* [PROBLEM REQUIREMENTS]: The records that follow are to be repeated exactly, with the pictures removed.

--- start of TASK INPUT ---

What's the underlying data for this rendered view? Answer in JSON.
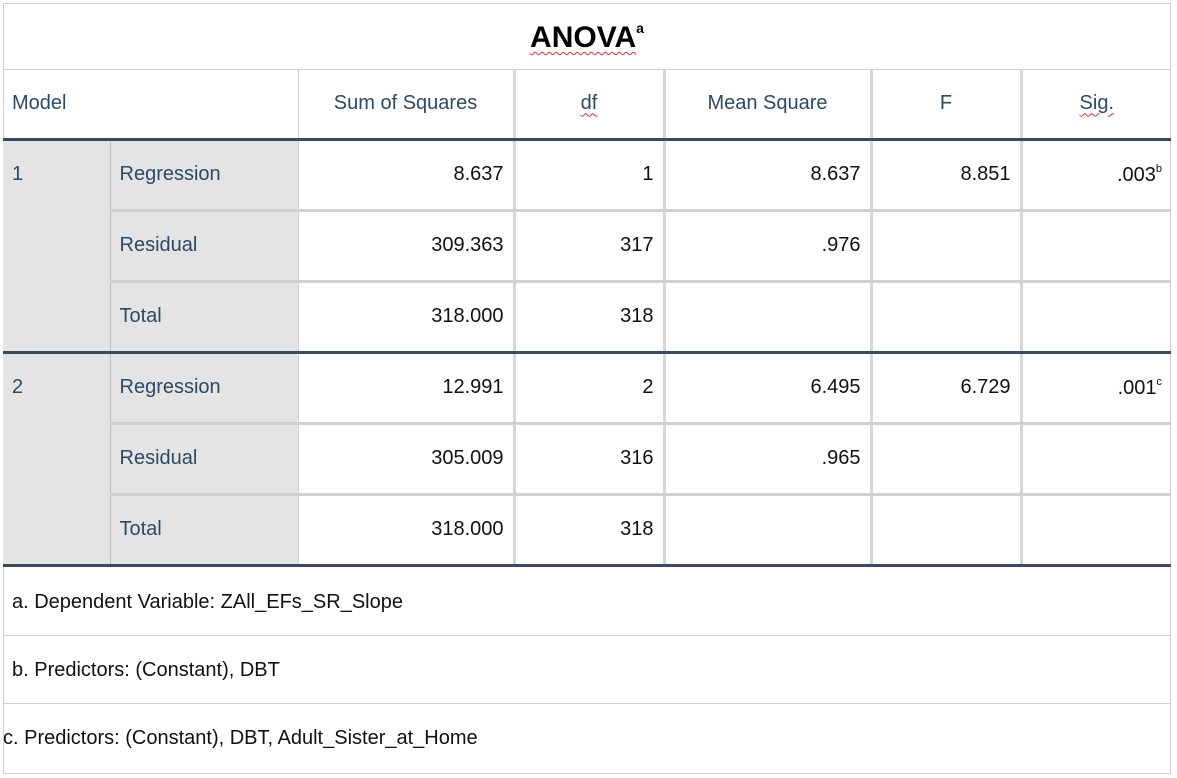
{
  "title": "ANOVA",
  "title_sup": "a",
  "headers": {
    "model": "Model",
    "sum_of_squares": "Sum of Squares",
    "df": "df",
    "mean_square": "Mean Square",
    "f": "F",
    "sig": "Sig."
  },
  "models": [
    {
      "model": "1",
      "rows": [
        {
          "label": "Regression",
          "ss": "8.637",
          "df": "1",
          "ms": "8.637",
          "f": "8.851",
          "sig": ".003",
          "sig_sup": "b"
        },
        {
          "label": "Residual",
          "ss": "309.363",
          "df": "317",
          "ms": ".976",
          "f": "",
          "sig": "",
          "sig_sup": ""
        },
        {
          "label": "Total",
          "ss": "318.000",
          "df": "318",
          "ms": "",
          "f": "",
          "sig": "",
          "sig_sup": ""
        }
      ]
    },
    {
      "model": "2",
      "rows": [
        {
          "label": "Regression",
          "ss": "12.991",
          "df": "2",
          "ms": "6.495",
          "f": "6.729",
          "sig": ".001",
          "sig_sup": "c"
        },
        {
          "label": "Residual",
          "ss": "305.009",
          "df": "316",
          "ms": ".965",
          "f": "",
          "sig": "",
          "sig_sup": ""
        },
        {
          "label": "Total",
          "ss": "318.000",
          "df": "318",
          "ms": "",
          "f": "",
          "sig": "",
          "sig_sup": ""
        }
      ]
    }
  ],
  "footnotes": {
    "a": "a. Dependent Variable: ZAll_EFs_SR_Slope",
    "b": "b. Predictors: (Constant), DBT",
    "c": "c. Predictors: (Constant), DBT, Adult_Sister_at_Home"
  }
}
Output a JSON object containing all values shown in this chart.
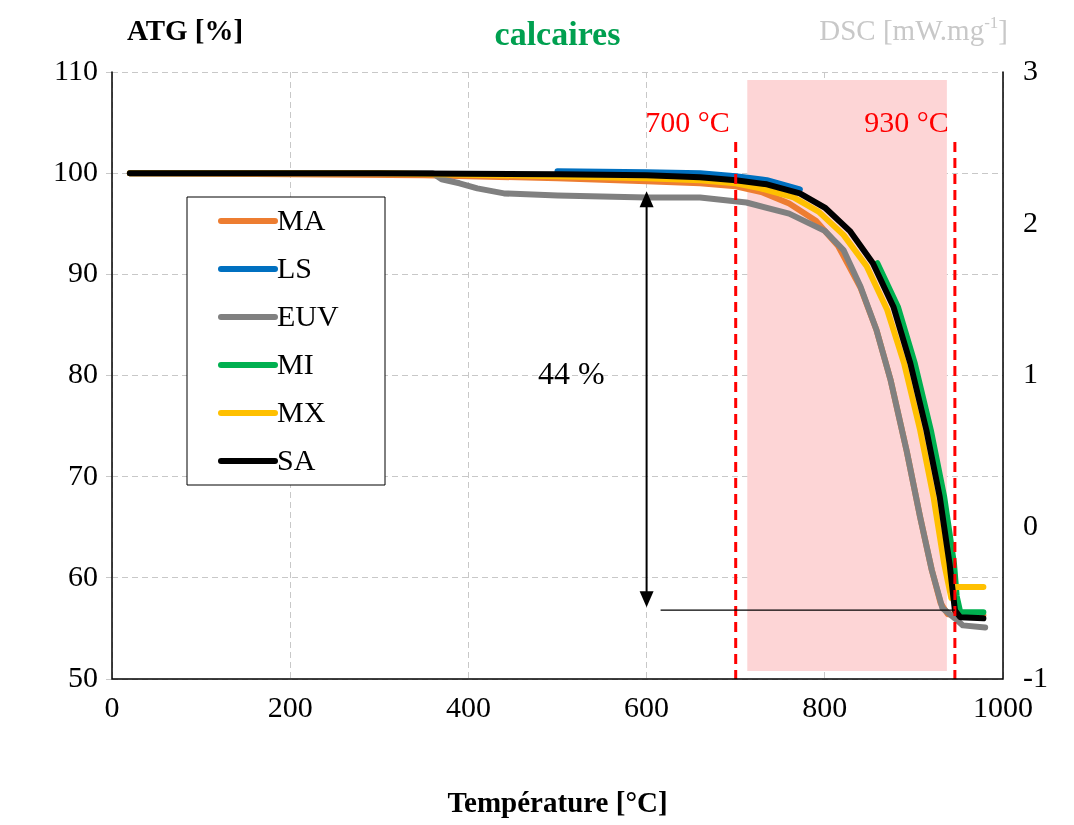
{
  "chart_data": {
    "type": "line",
    "title": "calcaires",
    "xlabel": "Température [°C]",
    "ylabel": "ATG [%]",
    "y2label": "DSC [mW.mg$^{-1}$]",
    "xlim": [
      0,
      1000
    ],
    "xticks": [
      0,
      200,
      400,
      600,
      800,
      1000
    ],
    "ylim": [
      50,
      110
    ],
    "yticks": [
      50,
      60,
      70,
      80,
      90,
      100,
      110
    ],
    "y2lim": [
      -1,
      3
    ],
    "y2ticks": [
      -1,
      0,
      1,
      2,
      3
    ],
    "grid": true,
    "legend": "top left",
    "marker": "none",
    "line_style": "solid",
    "series": [
      {
        "name": "MA",
        "color": "#ed7d31",
        "x": [
          20,
          350,
          500,
          600,
          660,
          700,
          730,
          760,
          790,
          815,
          840,
          858,
          874,
          892,
          907,
          920,
          930,
          938,
          978
        ],
        "values": [
          100,
          99.8,
          99.5,
          99.2,
          99,
          98.7,
          98.1,
          97,
          95.3,
          92.8,
          88.7,
          84.5,
          79.5,
          72.5,
          66,
          60.8,
          57.5,
          56.4,
          56.3
        ]
      },
      {
        "name": "LS",
        "color": "#0070c0",
        "x": [
          500,
          600,
          660,
          700,
          735,
          772
        ],
        "values": [
          100.2,
          100.1,
          100,
          99.7,
          99.3,
          98.4
        ]
      },
      {
        "name": "EUV",
        "color": "#808080",
        "x": [
          20,
          360,
          370,
          390,
          410,
          440,
          500,
          600,
          660,
          712,
          760,
          800,
          821,
          840,
          858,
          874,
          892,
          907,
          920,
          932,
          946,
          955,
          980
        ],
        "values": [
          100,
          100,
          99.4,
          99,
          98.5,
          98,
          97.8,
          97.6,
          97.6,
          97.1,
          96,
          94.3,
          92.4,
          88.8,
          84.5,
          79.5,
          72.5,
          66,
          60.8,
          57,
          56,
          55.3,
          55.1
        ]
      },
      {
        "name": "MI",
        "color": "#00b050",
        "x": [
          859,
          882,
          901,
          919,
          934,
          945,
          948,
          952,
          978
        ],
        "values": [
          91.1,
          86.8,
          81.2,
          74.6,
          68,
          61.4,
          58.2,
          56.6,
          56.6
        ]
      },
      {
        "name": "MX",
        "color": "#ffc000",
        "x": [
          20,
          300,
          500,
          600,
          660,
          700,
          728,
          765,
          793,
          821,
          847,
          870,
          889,
          907,
          922,
          934,
          942,
          946,
          978
        ],
        "values": [
          100,
          100,
          99.7,
          99.5,
          99.3,
          99,
          98.5,
          97.6,
          96.2,
          93.9,
          90.8,
          86.5,
          81.2,
          74.6,
          68,
          61.4,
          58,
          59.1,
          59.1
        ]
      },
      {
        "name": "SA",
        "color": "#000000",
        "x": [
          20,
          300,
          500,
          600,
          660,
          700,
          735,
          772,
          800,
          828,
          854,
          877,
          896,
          914,
          929,
          940,
          946,
          952,
          978
        ],
        "values": [
          100,
          100,
          99.9,
          99.8,
          99.6,
          99.3,
          98.9,
          98,
          96.6,
          94.3,
          91.1,
          86.8,
          81.2,
          74.6,
          68,
          61.4,
          56.8,
          56.1,
          56
        ]
      }
    ],
    "bands": [
      {
        "axis": "x",
        "from": 713,
        "to": 937,
        "color": "#fdd5d6"
      }
    ],
    "ref_lines": [
      {
        "axis": "x",
        "value": 700,
        "label": "700 °C",
        "color": "#ff0000",
        "line_style": "dashed"
      },
      {
        "axis": "x",
        "value": 946,
        "label": "930 °C",
        "color": "#ff0000",
        "line_style": "dashed"
      },
      {
        "axis": "y",
        "value": 56.8,
        "color": "#000000",
        "line_style": "solid"
      }
    ],
    "annotations": [
      "44 %"
    ]
  }
}
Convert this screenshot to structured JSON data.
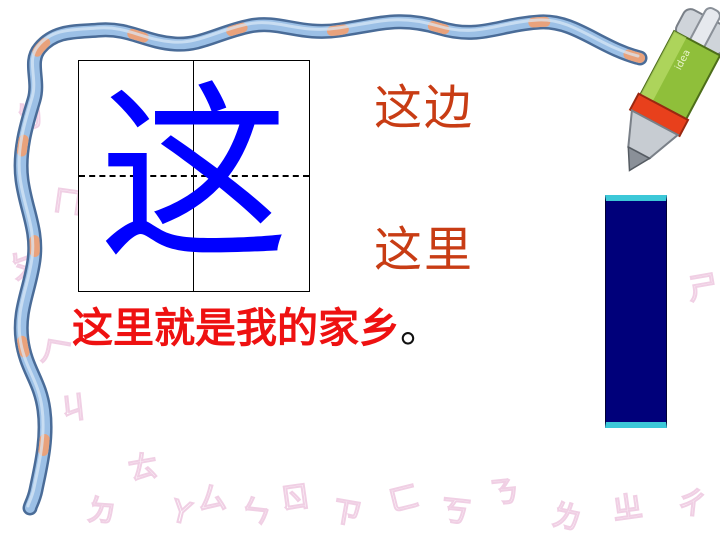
{
  "main_character": "这",
  "words": [
    "这边",
    "这里"
  ],
  "sentence": {
    "text": "这里就是我的家乡",
    "punctuation": "。"
  },
  "pen_label": "idea",
  "colors": {
    "character": "#0000ff",
    "words": "#c83c14",
    "sentence": "#ee1111",
    "bar": "#00007a",
    "bar_edge": "#3cc8d8",
    "rope": "#7aa3d2",
    "rope_band": "#e8a07a",
    "pen_body": "#8fbf3a",
    "pen_band": "#e8401c",
    "background_glyphs": "#f2d6e8"
  },
  "background_glyphs": [
    "ㄅ",
    "ㄇ",
    "ㄆ",
    "ㄏ",
    "ㄐ",
    "ㄉ",
    "ㄊ",
    "Y",
    "ㄙ",
    "ㄣ",
    "ㄖ",
    "ㄗ",
    "ㄈ",
    "ㄎ",
    "ㄋ",
    "ㄌ",
    "ㄓ",
    "ㄔ",
    "ㄕ"
  ]
}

--- end of TASK INPUT ---

* [SOLUTION TO THE EXERCISE]:
What's the underlying data for this rendered view? Answer in JSON.
{
  "title": "ANOVA",
  "title_sup": "a",
  "headers": {
    "model": "Model",
    "sum_of_squares": "Sum of Squares",
    "df": "df",
    "mean_square": "Mean Square",
    "f": "F",
    "sig": "Sig."
  },
  "models": [
    {
      "model": "1",
      "rows": [
        {
          "label": "Regression",
          "ss": "8.637",
          "df": "1",
          "ms": "8.637",
          "f": "8.851",
          "sig": ".003",
          "sig_sup": "b"
        },
        {
          "label": "Residual",
          "ss": "309.363",
          "df": "317",
          "ms": ".976",
          "f": "",
          "sig": "",
          "sig_sup": ""
        },
        {
          "label": "Total",
          "ss": "318.000",
          "df": "318",
          "ms": "",
          "f": "",
          "sig": "",
          "sig_sup": ""
        }
      ]
    },
    {
      "model": "2",
      "rows": [
        {
          "label": "Regression",
          "ss": "12.991",
          "df": "2",
          "ms": "6.495",
          "f": "6.729",
          "sig": ".001",
          "sig_sup": "c"
        },
        {
          "label": "Residual",
          "ss": "305.009",
          "df": "316",
          "ms": ".965",
          "f": "",
          "sig": "",
          "sig_sup": ""
        },
        {
          "label": "Total",
          "ss": "318.000",
          "df": "318",
          "ms": "",
          "f": "",
          "sig": "",
          "sig_sup": ""
        }
      ]
    }
  ],
  "footnotes": {
    "a": "a. Dependent Variable: ZAll_EFs_SR_Slope",
    "b": "b. Predictors: (Constant), DBT",
    "c": "c. Predictors: (Constant), DBT, Adult_Sister_at_Home"
  }
}
Output a JSON object containing all values shown in this chart.
{
  "chart_data": {
    "type": "line",
    "title": "calcaires",
    "xlabel": "Température [°C]",
    "ylabel": "ATG [%]",
    "y2label": "DSC [mW.mg$^{-1}$]",
    "xlim": [
      0,
      1000
    ],
    "xticks": [
      0,
      200,
      400,
      600,
      800,
      1000
    ],
    "ylim": [
      50,
      110
    ],
    "yticks": [
      50,
      60,
      70,
      80,
      90,
      100,
      110
    ],
    "y2lim": [
      -1,
      3
    ],
    "y2ticks": [
      -1,
      0,
      1,
      2,
      3
    ],
    "grid": true,
    "legend": "top left",
    "marker": "none",
    "line_style": "solid",
    "series": [
      {
        "name": "MA",
        "color": "#ed7d31",
        "x": [
          20,
          350,
          500,
          600,
          660,
          700,
          730,
          760,
          790,
          815,
          840,
          858,
          874,
          892,
          907,
          920,
          930,
          938,
          978
        ],
        "values": [
          100,
          99.8,
          99.5,
          99.2,
          99,
          98.7,
          98.1,
          97,
          95.3,
          92.8,
          88.7,
          84.5,
          79.5,
          72.5,
          66,
          60.8,
          57.5,
          56.4,
          56.3
        ]
      },
      {
        "name": "LS",
        "color": "#0070c0",
        "x": [
          500,
          600,
          660,
          700,
          735,
          772
        ],
        "values": [
          100.2,
          100.1,
          100,
          99.7,
          99.3,
          98.4
        ]
      },
      {
        "name": "EUV",
        "color": "#808080",
        "x": [
          20,
          360,
          370,
          390,
          410,
          440,
          500,
          600,
          660,
          712,
          760,
          800,
          821,
          840,
          858,
          874,
          892,
          907,
          920,
          932,
          946,
          955,
          980
        ],
        "values": [
          100,
          100,
          99.4,
          99,
          98.5,
          98,
          97.8,
          97.6,
          97.6,
          97.1,
          96,
          94.3,
          92.4,
          88.8,
          84.5,
          79.5,
          72.5,
          66,
          60.8,
          57,
          56,
          55.3,
          55.1
        ]
      },
      {
        "name": "MI",
        "color": "#00b050",
        "x": [
          859,
          882,
          901,
          919,
          934,
          945,
          948,
          952,
          978
        ],
        "values": [
          91.1,
          86.8,
          81.2,
          74.6,
          68,
          61.4,
          58.2,
          56.6,
          56.6
        ]
      },
      {
        "name": "MX",
        "color": "#ffc000",
        "x": [
          20,
          300,
          500,
          600,
          660,
          700,
          728,
          765,
          793,
          821,
          847,
          870,
          889,
          907,
          922,
          934,
          942,
          946,
          978
        ],
        "values": [
          100,
          100,
          99.7,
          99.5,
          99.3,
          99,
          98.5,
          97.6,
          96.2,
          93.9,
          90.8,
          86.5,
          81.2,
          74.6,
          68,
          61.4,
          58,
          59.1,
          59.1
        ]
      },
      {
        "name": "SA",
        "color": "#000000",
        "x": [
          20,
          300,
          500,
          600,
          660,
          700,
          735,
          772,
          800,
          828,
          854,
          877,
          896,
          914,
          929,
          940,
          946,
          952,
          978
        ],
        "values": [
          100,
          100,
          99.9,
          99.8,
          99.6,
          99.3,
          98.9,
          98,
          96.6,
          94.3,
          91.1,
          86.8,
          81.2,
          74.6,
          68,
          61.4,
          56.8,
          56.1,
          56
        ]
      }
    ],
    "bands": [
      {
        "axis": "x",
        "from": 713,
        "to": 937,
        "color": "#fdd5d6"
      }
    ],
    "ref_lines": [
      {
        "axis": "x",
        "value": 700,
        "label": "700 °C",
        "color": "#ff0000",
        "line_style": "dashed"
      },
      {
        "axis": "x",
        "value": 946,
        "label": "930 °C",
        "color": "#ff0000",
        "line_style": "dashed"
      },
      {
        "axis": "y",
        "value": 56.8,
        "color": "#000000",
        "line_style": "solid"
      }
    ],
    "annotations": [
      "44 %"
    ]
  }
}
Convert this screenshot to structured JSON data.
{
  "main_character": "这",
  "words": [
    "这边",
    "这里"
  ],
  "sentence": {
    "text": "这里就是我的家乡",
    "punctuation": "。"
  },
  "pen_label": "idea",
  "colors": {
    "character": "#0000ff",
    "words": "#c83c14",
    "sentence": "#ee1111",
    "bar": "#00007a",
    "bar_edge": "#3cc8d8",
    "rope": "#7aa3d2",
    "rope_band": "#e8a07a",
    "pen_body": "#8fbf3a",
    "pen_band": "#e8401c",
    "background_glyphs": "#f2d6e8"
  },
  "background_glyphs": [
    "ㄅ",
    "ㄇ",
    "ㄆ",
    "ㄏ",
    "ㄐ",
    "ㄉ",
    "ㄊ",
    "Y",
    "ㄙ",
    "ㄣ",
    "ㄖ",
    "ㄗ",
    "ㄈ",
    "ㄎ",
    "ㄋ",
    "ㄌ",
    "ㄓ",
    "ㄔ",
    "ㄕ"
  ]
}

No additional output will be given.